● **Description of the task**: Reproduce the lines below word for word, leaving out any pictures.

● **Record set**:
+++++

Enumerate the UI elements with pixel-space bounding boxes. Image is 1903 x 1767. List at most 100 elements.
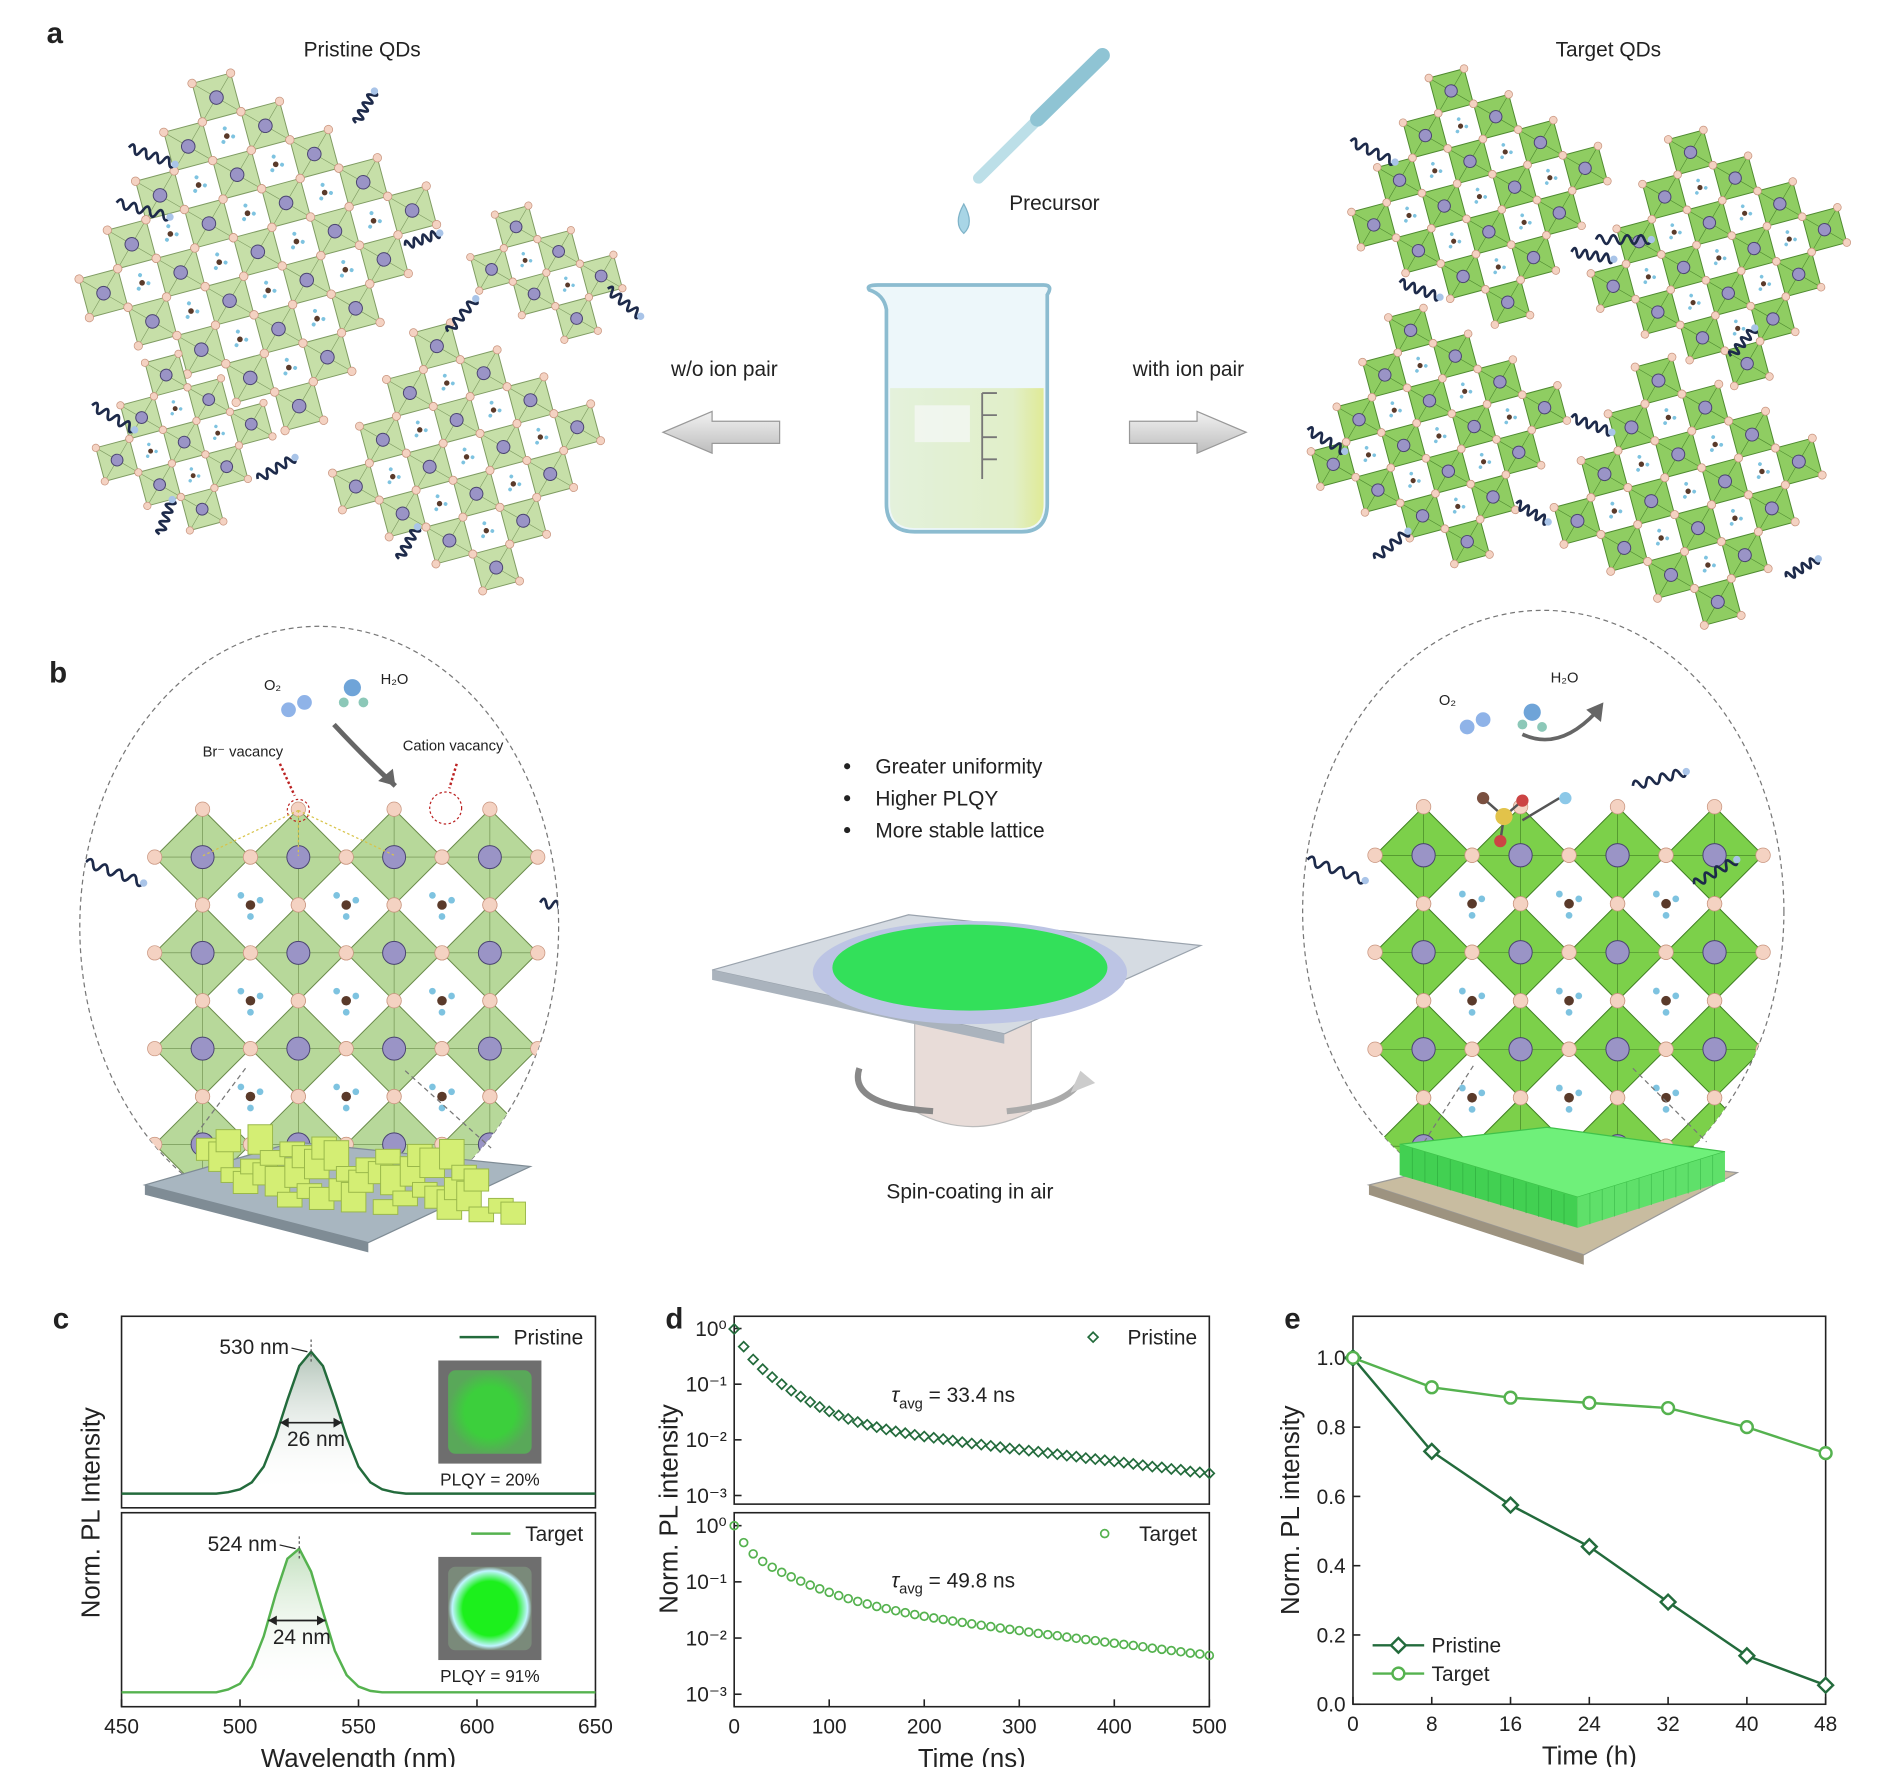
pb-atom <box>382 940 407 965</box>
marker <box>1391 1666 1406 1681</box>
marker <box>728 1322 741 1336</box>
ligand-head <box>1608 428 1616 436</box>
ligand <box>1372 527 1412 560</box>
br-atom <box>1559 539 1569 549</box>
br-atom <box>1450 559 1459 569</box>
br-atom <box>1736 266 1746 276</box>
pb-atom <box>110 453 124 467</box>
pb-atom <box>477 940 502 965</box>
pb-atom <box>523 393 538 408</box>
cation-h <box>489 400 494 405</box>
br-atom <box>1717 537 1726 547</box>
cation-h <box>1553 176 1558 180</box>
br-atom <box>174 349 183 358</box>
marker <box>1136 1459 1149 1472</box>
br-atom <box>1542 231 1551 240</box>
cation-h <box>1458 890 1466 898</box>
br-atom <box>393 230 403 240</box>
cation <box>1417 362 1423 369</box>
marker <box>1042 1629 1053 1640</box>
cation <box>1480 459 1487 465</box>
br-atom <box>74 274 84 284</box>
caption: Spin-coating in air <box>886 1180 1053 1203</box>
br-atom <box>482 801 498 817</box>
cube <box>468 1206 495 1223</box>
cube <box>439 1138 465 1170</box>
pb-atom <box>291 398 307 414</box>
cation <box>1457 123 1464 129</box>
cation-h <box>256 1088 264 1096</box>
cation-h <box>1702 568 1707 573</box>
cation-h <box>423 428 428 433</box>
cation <box>1732 515 1738 521</box>
cation <box>195 182 202 188</box>
cation-h <box>145 454 150 458</box>
ligand <box>403 229 444 249</box>
ligand-chain <box>1515 499 1550 526</box>
br-atom <box>375 317 385 328</box>
marker <box>1737 1646 1756 1665</box>
bullet <box>844 763 851 770</box>
br-atom <box>1316 482 1325 491</box>
plot-frame <box>733 1315 1211 1505</box>
cation-h <box>284 357 289 362</box>
pb-atom <box>1702 940 1727 965</box>
br-atom <box>1511 505 1520 515</box>
br-atom <box>1415 1090 1432 1106</box>
cation <box>483 527 490 534</box>
cation-h <box>1692 489 1697 494</box>
pb-atom <box>1371 483 1385 497</box>
pb-atom <box>422 459 437 474</box>
br-atom <box>482 1088 498 1105</box>
lattice-zoom <box>84 772 559 1200</box>
bullet-text: More stable lattice <box>875 819 1044 842</box>
marker <box>776 1567 787 1578</box>
plot-frame <box>733 1511 1211 1708</box>
cation-h <box>1458 1084 1466 1092</box>
pb-atom <box>1721 286 1735 300</box>
fwhm-label: 26 nm <box>287 1428 345 1451</box>
marker <box>1155 1461 1168 1474</box>
y-tick-label: 10⁻³ <box>686 1684 727 1707</box>
br-atom <box>1650 436 1660 446</box>
pipette-bulb <box>1030 48 1110 127</box>
br-atom <box>1744 490 1753 500</box>
marker <box>1582 1395 1597 1410</box>
substrate-edge <box>144 1184 369 1253</box>
br-atom <box>1797 212 1807 221</box>
cation <box>1564 995 1574 1006</box>
br-atom <box>1736 611 1746 620</box>
br-atom <box>1643 556 1653 566</box>
cation-h <box>214 424 218 429</box>
br-atom <box>344 202 354 212</box>
cation-h <box>213 266 218 271</box>
pb-atom <box>1671 447 1686 462</box>
br-atom <box>161 292 172 302</box>
br-atom <box>1466 479 1475 489</box>
br-atom <box>1577 221 1586 231</box>
ligand-head <box>168 495 176 504</box>
pb-atom <box>1411 243 1426 258</box>
arrowhead <box>1586 702 1604 723</box>
cation-h <box>342 913 350 920</box>
cation-h <box>1565 1008 1573 1016</box>
cation <box>321 189 328 196</box>
cation <box>1365 452 1372 458</box>
marker <box>984 1439 997 1452</box>
x-tick-label: 0 <box>1347 1713 1359 1736</box>
br-atom <box>298 338 308 348</box>
br-atom <box>355 421 364 431</box>
cation <box>522 257 528 263</box>
br-atom <box>1473 364 1482 374</box>
cation-h <box>1703 186 1708 190</box>
ligand-chain <box>445 297 479 333</box>
cation-h <box>1636 467 1641 472</box>
cation-h <box>1609 514 1614 519</box>
br-atom <box>593 326 602 335</box>
pb-atom <box>1411 940 1436 965</box>
br-atom <box>151 253 161 263</box>
cube <box>500 1201 526 1225</box>
cube <box>375 1148 401 1165</box>
marker <box>1117 1456 1130 1469</box>
br-atom <box>1536 460 1546 470</box>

+++++

● **Correct answer**:
Enumerate the UI elements with pixel-space bounding boxes. Image is 1903 x 1767. List at most 100 elements.
pb-atom <box>382 940 407 965</box>
marker <box>1391 1666 1406 1681</box>
marker <box>728 1322 741 1336</box>
ligand-head <box>1608 428 1616 436</box>
ligand <box>1372 527 1412 560</box>
br-atom <box>1559 539 1569 549</box>
br-atom <box>1450 559 1459 569</box>
br-atom <box>1736 266 1746 276</box>
pb-atom <box>110 453 124 467</box>
pb-atom <box>477 940 502 965</box>
pb-atom <box>523 393 538 408</box>
cation-h <box>489 400 494 405</box>
br-atom <box>1717 537 1726 547</box>
cation-h <box>1553 176 1558 180</box>
br-atom <box>174 349 183 358</box>
marker <box>1136 1459 1149 1472</box>
br-atom <box>1542 231 1551 240</box>
cation-h <box>1458 890 1466 898</box>
br-atom <box>393 230 403 240</box>
cation <box>1417 362 1423 369</box>
marker <box>1042 1629 1053 1640</box>
cation <box>1480 459 1487 465</box>
br-atom <box>74 274 84 284</box>
caption: Spin-coating in air <box>886 1180 1053 1203</box>
br-atom <box>482 801 498 817</box>
cube <box>468 1206 495 1223</box>
cube <box>439 1138 465 1170</box>
pb-atom <box>291 398 307 414</box>
cation <box>1457 123 1464 129</box>
cation-h <box>256 1088 264 1096</box>
cation-h <box>1702 568 1707 573</box>
cation-h <box>423 428 428 433</box>
cation <box>1732 515 1738 521</box>
cation <box>195 182 202 188</box>
cation-h <box>145 454 150 458</box>
ligand <box>403 229 444 249</box>
ligand-chain <box>1515 499 1550 526</box>
br-atom <box>375 317 385 328</box>
marker <box>1737 1646 1756 1665</box>
bullet <box>844 763 851 770</box>
br-atom <box>1316 482 1325 491</box>
plot-frame <box>733 1315 1211 1505</box>
cation-h <box>284 357 289 362</box>
pb-atom <box>1702 940 1727 965</box>
br-atom <box>1511 505 1520 515</box>
br-atom <box>1415 1090 1432 1106</box>
cation <box>483 527 490 534</box>
cation-h <box>1692 489 1697 494</box>
pb-atom <box>1371 483 1385 497</box>
pb-atom <box>422 459 437 474</box>
br-atom <box>482 1088 498 1105</box>
lattice-zoom <box>84 772 559 1200</box>
bullet-text: More stable lattice <box>875 819 1044 842</box>
marker <box>776 1567 787 1578</box>
plot-frame <box>733 1511 1211 1708</box>
cation-h <box>1458 1084 1466 1092</box>
pb-atom <box>1721 286 1735 300</box>
fwhm-label: 26 nm <box>287 1428 345 1451</box>
marker <box>1155 1461 1168 1474</box>
y-tick-label: 10⁻³ <box>686 1684 727 1707</box>
br-atom <box>1650 436 1660 446</box>
pipette-bulb <box>1030 48 1110 127</box>
br-atom <box>1744 490 1753 500</box>
marker <box>1582 1395 1597 1410</box>
substrate-edge <box>144 1184 369 1253</box>
br-atom <box>1797 212 1807 221</box>
cation <box>1564 995 1574 1006</box>
br-atom <box>1736 611 1746 620</box>
br-atom <box>1643 556 1653 566</box>
cation-h <box>214 424 218 429</box>
br-atom <box>344 202 354 212</box>
cation-h <box>213 266 218 271</box>
pb-atom <box>1671 447 1686 462</box>
br-atom <box>161 292 172 302</box>
br-atom <box>1466 479 1475 489</box>
br-atom <box>1577 221 1586 231</box>
ligand-head <box>168 495 176 504</box>
pb-atom <box>1411 243 1426 258</box>
arrowhead <box>1586 702 1604 723</box>
cation-h <box>342 913 350 920</box>
cation-h <box>1565 1008 1573 1016</box>
cation <box>321 189 328 196</box>
cation <box>1365 452 1372 458</box>
marker <box>984 1439 997 1452</box>
x-tick-label: 0 <box>1347 1713 1359 1736</box>
br-atom <box>298 338 308 348</box>
br-atom <box>355 421 364 431</box>
cation <box>522 257 528 263</box>
br-atom <box>1473 364 1482 374</box>
cation-h <box>1703 186 1708 190</box>
ligand-chain <box>445 297 479 333</box>
cation-h <box>1636 467 1641 472</box>
cation-h <box>1609 514 1614 519</box>
br-atom <box>593 326 602 335</box>
pb-atom <box>1411 940 1436 965</box>
br-atom <box>151 253 161 263</box>
cube <box>500 1201 526 1225</box>
cube <box>375 1148 401 1165</box>
marker <box>1117 1456 1130 1469</box>
br-atom <box>1536 460 1546 470</box>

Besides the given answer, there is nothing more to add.